*What you need to do:*
With the images removed, repeat the data below exactly.

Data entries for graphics
---*---

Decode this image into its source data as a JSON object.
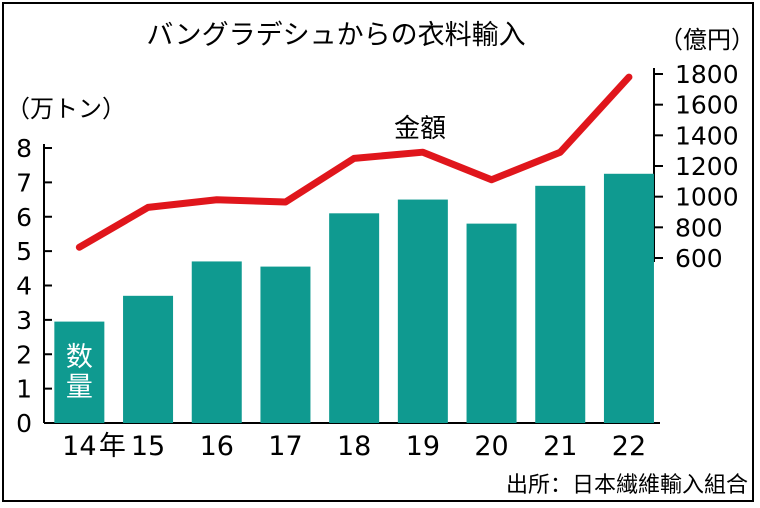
{
  "chart_data": {
    "type": "bar",
    "title": "バングラデシュからの衣料輸入",
    "source": "出所：日本繊維輸入組合",
    "categories": [
      "14",
      "15",
      "16",
      "17",
      "18",
      "19",
      "20",
      "21",
      "22"
    ],
    "first_category_suffix": "年",
    "left_axis": {
      "unit": "（万トン）",
      "ylim": [
        0,
        8
      ],
      "ticks": [
        "0",
        "1",
        "2",
        "3",
        "4",
        "5",
        "6",
        "7",
        "8"
      ]
    },
    "right_axis": {
      "unit": "（億円）",
      "ylim": [
        600,
        1800
      ],
      "ticks": [
        "600",
        "800",
        "1000",
        "1200",
        "1400",
        "1600",
        "1800"
      ]
    },
    "series": [
      {
        "name": "数量",
        "label_lines": [
          "数",
          "量"
        ],
        "type": "bar",
        "axis": "left",
        "color": "#0f9a90",
        "values": [
          2.95,
          3.7,
          4.7,
          4.55,
          6.1,
          6.5,
          5.8,
          6.9,
          7.25
        ]
      },
      {
        "name": "金額",
        "type": "line",
        "axis": "right",
        "color": "#e0161c",
        "values": [
          670,
          930,
          980,
          965,
          1250,
          1290,
          1110,
          1290,
          1780
        ]
      }
    ]
  }
}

---*---

*Task answer:*
Decode this image into its source data as a JSON object.
{
  "chart_data": {
    "type": "bar",
    "title": "バングラデシュからの衣料輸入",
    "source": "出所：日本繊維輸入組合",
    "categories": [
      "14",
      "15",
      "16",
      "17",
      "18",
      "19",
      "20",
      "21",
      "22"
    ],
    "first_category_suffix": "年",
    "left_axis": {
      "unit": "（万トン）",
      "ylim": [
        0,
        8
      ],
      "ticks": [
        "0",
        "1",
        "2",
        "3",
        "4",
        "5",
        "6",
        "7",
        "8"
      ]
    },
    "right_axis": {
      "unit": "（億円）",
      "ylim": [
        600,
        1800
      ],
      "ticks": [
        "600",
        "800",
        "1000",
        "1200",
        "1400",
        "1600",
        "1800"
      ]
    },
    "series": [
      {
        "name": "数量",
        "label_lines": [
          "数",
          "量"
        ],
        "type": "bar",
        "axis": "left",
        "color": "#0f9a90",
        "values": [
          2.95,
          3.7,
          4.7,
          4.55,
          6.1,
          6.5,
          5.8,
          6.9,
          7.25
        ]
      },
      {
        "name": "金額",
        "type": "line",
        "axis": "right",
        "color": "#e0161c",
        "values": [
          670,
          930,
          980,
          965,
          1250,
          1290,
          1110,
          1290,
          1780
        ]
      }
    ]
  }
}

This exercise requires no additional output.